— Start —
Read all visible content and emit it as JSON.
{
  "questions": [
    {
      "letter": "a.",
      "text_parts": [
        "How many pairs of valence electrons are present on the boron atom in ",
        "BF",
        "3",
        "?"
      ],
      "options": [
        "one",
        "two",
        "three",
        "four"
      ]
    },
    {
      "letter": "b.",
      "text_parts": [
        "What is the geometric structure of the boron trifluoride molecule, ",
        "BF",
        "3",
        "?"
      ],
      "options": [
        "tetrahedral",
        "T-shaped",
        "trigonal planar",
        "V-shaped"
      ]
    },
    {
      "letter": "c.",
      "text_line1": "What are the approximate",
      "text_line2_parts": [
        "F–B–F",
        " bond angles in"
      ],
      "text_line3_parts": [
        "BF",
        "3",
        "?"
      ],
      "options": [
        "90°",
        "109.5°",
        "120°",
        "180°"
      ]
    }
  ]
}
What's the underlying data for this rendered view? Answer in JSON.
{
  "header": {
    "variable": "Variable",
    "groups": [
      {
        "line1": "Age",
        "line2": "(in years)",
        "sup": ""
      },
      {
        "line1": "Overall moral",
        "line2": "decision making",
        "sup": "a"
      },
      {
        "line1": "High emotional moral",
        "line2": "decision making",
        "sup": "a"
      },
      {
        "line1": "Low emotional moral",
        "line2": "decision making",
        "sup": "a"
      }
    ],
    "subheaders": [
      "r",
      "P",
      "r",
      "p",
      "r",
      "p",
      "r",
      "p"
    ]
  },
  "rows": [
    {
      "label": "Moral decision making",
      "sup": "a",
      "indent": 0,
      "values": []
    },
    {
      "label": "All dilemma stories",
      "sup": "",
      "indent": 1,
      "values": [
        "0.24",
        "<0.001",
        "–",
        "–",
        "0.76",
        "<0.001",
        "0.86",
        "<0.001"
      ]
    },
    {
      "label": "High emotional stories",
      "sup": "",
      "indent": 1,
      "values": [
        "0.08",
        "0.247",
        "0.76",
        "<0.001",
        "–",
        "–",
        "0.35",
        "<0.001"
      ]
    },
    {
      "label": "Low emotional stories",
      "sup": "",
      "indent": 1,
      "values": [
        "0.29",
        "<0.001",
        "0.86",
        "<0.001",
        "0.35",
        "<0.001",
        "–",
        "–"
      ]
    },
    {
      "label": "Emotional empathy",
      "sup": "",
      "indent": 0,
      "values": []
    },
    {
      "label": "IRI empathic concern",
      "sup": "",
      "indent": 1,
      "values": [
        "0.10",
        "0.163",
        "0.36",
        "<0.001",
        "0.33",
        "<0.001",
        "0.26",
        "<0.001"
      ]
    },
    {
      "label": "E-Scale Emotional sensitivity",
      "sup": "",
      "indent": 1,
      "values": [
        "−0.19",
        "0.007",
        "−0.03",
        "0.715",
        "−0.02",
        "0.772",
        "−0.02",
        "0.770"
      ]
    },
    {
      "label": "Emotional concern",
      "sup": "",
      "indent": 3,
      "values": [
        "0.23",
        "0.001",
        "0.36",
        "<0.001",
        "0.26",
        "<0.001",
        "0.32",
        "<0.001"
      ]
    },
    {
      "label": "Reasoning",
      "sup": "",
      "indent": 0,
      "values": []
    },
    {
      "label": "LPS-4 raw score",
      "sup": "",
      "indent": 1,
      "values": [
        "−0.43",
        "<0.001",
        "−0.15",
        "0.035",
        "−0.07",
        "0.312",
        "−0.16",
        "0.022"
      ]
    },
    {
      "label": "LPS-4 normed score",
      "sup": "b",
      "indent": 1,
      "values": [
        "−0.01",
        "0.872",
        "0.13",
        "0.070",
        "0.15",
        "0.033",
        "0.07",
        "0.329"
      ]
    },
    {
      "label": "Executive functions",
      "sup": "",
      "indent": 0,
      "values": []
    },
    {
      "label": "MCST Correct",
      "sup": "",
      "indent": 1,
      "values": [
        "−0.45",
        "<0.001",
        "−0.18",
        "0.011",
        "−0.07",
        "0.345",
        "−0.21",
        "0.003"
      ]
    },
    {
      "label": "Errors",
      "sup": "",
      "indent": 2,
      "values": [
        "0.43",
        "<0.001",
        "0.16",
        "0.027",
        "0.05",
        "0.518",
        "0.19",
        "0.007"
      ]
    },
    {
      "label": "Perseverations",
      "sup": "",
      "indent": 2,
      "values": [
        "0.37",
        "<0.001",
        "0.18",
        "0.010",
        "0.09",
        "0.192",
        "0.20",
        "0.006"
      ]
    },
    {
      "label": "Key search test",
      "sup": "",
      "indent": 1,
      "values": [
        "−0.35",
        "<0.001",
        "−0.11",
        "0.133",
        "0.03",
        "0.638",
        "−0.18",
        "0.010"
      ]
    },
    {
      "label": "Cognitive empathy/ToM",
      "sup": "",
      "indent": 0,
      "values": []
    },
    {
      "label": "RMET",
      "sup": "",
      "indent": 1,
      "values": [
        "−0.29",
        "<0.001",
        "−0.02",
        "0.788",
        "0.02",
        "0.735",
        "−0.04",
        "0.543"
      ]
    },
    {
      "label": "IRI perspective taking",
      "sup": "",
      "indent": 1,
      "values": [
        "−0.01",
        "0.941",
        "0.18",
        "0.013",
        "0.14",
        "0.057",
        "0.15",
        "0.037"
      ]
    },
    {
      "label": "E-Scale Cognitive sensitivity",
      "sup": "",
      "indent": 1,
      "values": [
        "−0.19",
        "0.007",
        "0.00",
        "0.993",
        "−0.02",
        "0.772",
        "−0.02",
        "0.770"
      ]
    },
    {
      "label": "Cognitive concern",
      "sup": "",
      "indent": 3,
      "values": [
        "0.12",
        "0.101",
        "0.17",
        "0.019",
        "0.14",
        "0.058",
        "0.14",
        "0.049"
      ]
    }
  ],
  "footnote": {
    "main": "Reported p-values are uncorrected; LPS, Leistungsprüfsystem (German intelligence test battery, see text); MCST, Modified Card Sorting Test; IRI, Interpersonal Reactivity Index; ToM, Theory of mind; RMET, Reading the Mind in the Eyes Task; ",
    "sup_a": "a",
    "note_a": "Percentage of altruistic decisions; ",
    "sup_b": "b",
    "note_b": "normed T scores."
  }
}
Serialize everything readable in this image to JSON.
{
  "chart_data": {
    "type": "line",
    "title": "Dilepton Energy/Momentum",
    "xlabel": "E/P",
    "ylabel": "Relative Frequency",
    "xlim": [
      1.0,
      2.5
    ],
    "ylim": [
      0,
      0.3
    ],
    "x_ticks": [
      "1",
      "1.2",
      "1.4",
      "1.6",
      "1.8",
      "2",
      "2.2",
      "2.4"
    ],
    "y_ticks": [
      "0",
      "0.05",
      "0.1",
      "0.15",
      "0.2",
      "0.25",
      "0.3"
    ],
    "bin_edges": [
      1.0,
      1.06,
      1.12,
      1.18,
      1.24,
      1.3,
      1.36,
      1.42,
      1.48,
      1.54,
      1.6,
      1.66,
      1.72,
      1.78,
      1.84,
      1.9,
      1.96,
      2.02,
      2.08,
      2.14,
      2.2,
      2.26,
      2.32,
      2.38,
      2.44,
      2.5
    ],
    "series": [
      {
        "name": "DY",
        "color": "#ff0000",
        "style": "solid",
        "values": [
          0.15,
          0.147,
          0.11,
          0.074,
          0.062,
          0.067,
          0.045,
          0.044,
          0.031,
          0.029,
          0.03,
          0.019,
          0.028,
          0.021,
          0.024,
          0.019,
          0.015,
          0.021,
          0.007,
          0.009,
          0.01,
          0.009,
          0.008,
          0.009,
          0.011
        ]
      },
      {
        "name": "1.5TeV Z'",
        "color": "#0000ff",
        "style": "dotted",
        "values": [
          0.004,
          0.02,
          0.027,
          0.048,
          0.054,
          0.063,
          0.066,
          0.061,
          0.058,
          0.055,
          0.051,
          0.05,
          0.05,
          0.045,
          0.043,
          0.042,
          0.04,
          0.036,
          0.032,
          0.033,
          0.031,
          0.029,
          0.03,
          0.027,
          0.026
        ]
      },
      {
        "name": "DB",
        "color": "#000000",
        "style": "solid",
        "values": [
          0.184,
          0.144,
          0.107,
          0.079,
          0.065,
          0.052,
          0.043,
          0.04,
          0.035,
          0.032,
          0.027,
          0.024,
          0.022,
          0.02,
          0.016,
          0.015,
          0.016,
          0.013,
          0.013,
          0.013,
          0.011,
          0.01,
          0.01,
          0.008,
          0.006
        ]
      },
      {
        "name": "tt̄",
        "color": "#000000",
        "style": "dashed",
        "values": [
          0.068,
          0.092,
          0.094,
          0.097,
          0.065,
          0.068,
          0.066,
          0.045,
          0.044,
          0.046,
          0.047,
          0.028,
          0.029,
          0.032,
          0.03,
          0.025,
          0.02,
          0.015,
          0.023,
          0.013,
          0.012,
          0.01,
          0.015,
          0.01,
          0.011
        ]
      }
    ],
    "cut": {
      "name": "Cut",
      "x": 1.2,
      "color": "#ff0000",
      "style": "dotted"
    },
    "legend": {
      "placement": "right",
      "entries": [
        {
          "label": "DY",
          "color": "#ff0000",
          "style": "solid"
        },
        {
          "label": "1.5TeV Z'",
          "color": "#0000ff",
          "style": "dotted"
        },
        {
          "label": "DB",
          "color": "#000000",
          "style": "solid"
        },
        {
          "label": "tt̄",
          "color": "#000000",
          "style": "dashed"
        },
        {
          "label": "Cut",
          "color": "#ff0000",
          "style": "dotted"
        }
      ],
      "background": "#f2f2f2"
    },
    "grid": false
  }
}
— End —
*Directive*: Check each line of the entries above for the word "name". List the ones that have it.

*Expected answer*:
        "name": "DY",
        "name": "1.5TeV Z'",
        "name": "DB",
        "name": "tt̄",
      "name": "Cut",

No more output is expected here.